-- YOUR GOAL --
Take each line containing the word "true" and copy it.

-- DATA SUPPLIED --
□ □ □ □ □

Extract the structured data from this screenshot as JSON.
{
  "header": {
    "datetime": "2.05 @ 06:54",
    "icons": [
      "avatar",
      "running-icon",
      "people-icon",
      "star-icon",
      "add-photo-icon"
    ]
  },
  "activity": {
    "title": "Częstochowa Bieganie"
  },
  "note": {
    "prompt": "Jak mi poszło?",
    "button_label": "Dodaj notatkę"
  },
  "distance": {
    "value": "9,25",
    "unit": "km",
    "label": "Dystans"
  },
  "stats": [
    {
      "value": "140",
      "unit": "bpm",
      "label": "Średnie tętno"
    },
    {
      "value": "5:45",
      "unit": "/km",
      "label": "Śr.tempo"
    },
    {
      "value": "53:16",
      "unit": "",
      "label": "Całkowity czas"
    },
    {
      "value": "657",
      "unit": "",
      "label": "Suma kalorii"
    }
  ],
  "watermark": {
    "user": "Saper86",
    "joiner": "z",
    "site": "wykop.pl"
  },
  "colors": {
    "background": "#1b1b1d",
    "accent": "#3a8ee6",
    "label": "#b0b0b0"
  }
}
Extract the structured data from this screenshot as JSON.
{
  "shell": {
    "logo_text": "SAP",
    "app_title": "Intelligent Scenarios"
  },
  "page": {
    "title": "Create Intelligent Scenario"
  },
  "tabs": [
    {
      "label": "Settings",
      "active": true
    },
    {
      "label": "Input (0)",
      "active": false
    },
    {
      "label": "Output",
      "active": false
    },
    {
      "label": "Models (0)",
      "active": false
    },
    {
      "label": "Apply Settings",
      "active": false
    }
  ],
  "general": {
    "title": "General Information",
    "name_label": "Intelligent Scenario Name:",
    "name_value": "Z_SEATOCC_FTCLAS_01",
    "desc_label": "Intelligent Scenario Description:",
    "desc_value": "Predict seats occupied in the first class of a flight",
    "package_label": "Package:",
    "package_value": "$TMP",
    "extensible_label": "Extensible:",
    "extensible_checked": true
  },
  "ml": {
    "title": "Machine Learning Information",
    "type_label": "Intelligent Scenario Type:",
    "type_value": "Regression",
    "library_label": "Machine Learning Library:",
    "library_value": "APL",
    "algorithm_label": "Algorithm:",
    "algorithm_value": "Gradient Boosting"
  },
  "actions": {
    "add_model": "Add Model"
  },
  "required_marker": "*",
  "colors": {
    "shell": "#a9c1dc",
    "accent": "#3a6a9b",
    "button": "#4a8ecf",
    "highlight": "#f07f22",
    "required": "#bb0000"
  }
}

□ □ □ □ □

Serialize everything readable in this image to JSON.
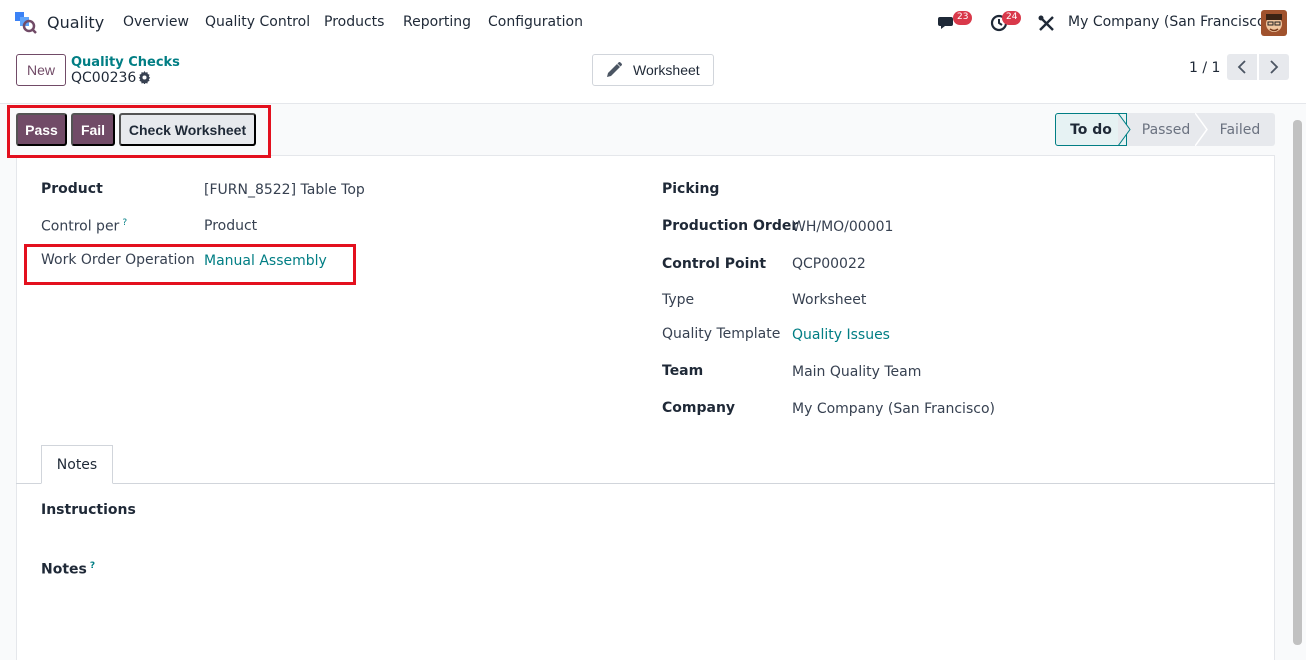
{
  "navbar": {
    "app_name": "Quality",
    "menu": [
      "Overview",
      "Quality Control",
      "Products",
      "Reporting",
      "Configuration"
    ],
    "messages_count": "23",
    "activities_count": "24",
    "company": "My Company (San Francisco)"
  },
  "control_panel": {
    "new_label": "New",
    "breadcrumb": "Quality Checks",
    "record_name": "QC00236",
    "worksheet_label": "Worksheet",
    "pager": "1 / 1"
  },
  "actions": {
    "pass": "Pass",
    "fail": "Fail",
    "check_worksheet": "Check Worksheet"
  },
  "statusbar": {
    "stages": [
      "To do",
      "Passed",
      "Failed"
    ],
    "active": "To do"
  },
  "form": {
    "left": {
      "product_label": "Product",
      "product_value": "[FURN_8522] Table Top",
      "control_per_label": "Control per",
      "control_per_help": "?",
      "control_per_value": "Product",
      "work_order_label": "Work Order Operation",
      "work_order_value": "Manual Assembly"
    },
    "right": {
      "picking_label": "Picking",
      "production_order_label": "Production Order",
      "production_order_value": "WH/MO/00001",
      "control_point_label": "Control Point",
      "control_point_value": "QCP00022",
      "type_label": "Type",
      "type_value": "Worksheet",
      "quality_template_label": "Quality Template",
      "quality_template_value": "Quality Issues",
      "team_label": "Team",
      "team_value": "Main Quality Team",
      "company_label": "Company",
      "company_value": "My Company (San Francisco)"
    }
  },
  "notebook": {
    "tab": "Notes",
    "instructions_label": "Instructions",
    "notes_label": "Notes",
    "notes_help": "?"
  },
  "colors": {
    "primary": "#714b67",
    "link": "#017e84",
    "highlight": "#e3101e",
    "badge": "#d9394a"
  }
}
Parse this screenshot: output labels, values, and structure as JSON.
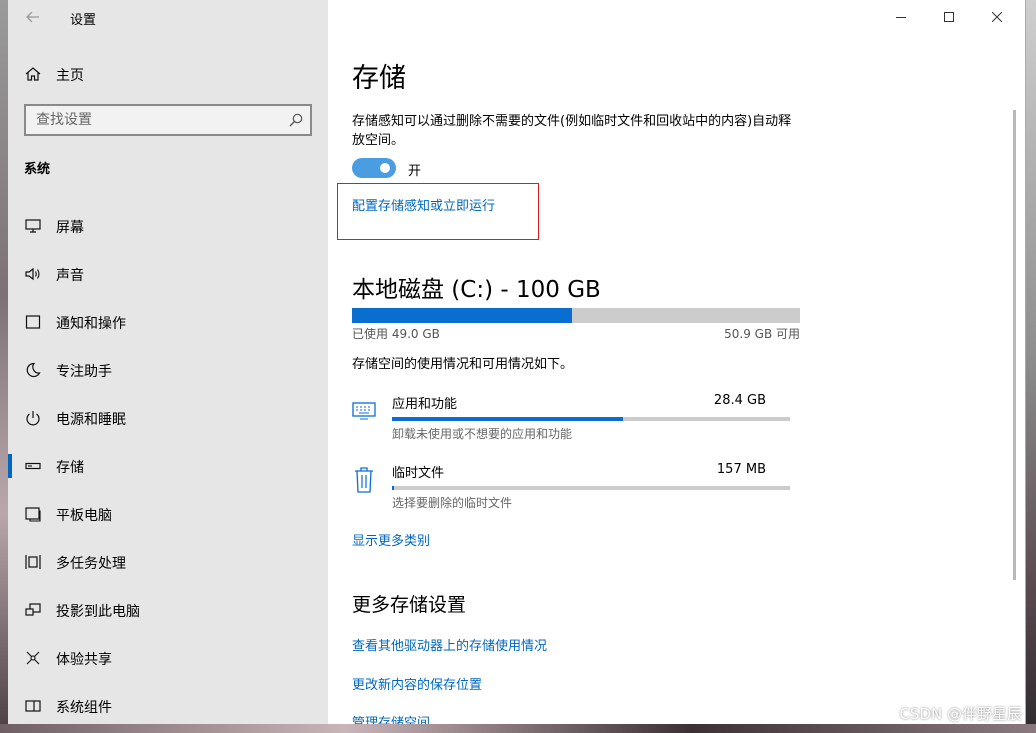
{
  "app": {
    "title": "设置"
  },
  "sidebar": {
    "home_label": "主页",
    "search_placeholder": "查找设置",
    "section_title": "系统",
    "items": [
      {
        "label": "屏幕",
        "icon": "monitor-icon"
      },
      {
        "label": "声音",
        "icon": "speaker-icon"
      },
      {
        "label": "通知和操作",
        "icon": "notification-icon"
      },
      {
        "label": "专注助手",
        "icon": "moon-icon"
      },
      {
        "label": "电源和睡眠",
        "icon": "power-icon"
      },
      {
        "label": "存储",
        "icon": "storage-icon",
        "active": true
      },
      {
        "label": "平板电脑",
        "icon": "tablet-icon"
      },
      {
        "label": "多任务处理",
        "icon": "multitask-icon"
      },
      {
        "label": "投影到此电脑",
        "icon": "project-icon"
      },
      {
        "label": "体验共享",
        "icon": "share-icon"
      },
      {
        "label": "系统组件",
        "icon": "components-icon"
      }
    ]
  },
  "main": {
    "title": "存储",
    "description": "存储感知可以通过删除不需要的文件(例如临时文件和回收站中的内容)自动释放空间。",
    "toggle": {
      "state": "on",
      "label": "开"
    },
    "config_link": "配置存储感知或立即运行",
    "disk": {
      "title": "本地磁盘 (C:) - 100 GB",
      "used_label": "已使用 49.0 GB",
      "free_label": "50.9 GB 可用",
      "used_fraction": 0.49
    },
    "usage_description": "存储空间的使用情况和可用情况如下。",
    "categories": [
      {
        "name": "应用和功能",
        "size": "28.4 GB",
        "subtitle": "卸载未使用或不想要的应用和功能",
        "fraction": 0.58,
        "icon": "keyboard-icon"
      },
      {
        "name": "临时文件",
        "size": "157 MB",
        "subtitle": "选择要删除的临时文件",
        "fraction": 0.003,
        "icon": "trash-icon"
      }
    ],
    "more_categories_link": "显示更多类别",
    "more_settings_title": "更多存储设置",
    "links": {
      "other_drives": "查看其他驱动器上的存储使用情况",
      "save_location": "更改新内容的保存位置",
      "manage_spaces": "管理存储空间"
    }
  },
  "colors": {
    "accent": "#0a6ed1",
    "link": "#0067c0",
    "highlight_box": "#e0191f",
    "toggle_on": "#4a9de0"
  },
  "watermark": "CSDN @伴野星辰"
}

□ □ □ □ □

-- REPLY --
      "active": true
    "extensible_checked": true
        "active": true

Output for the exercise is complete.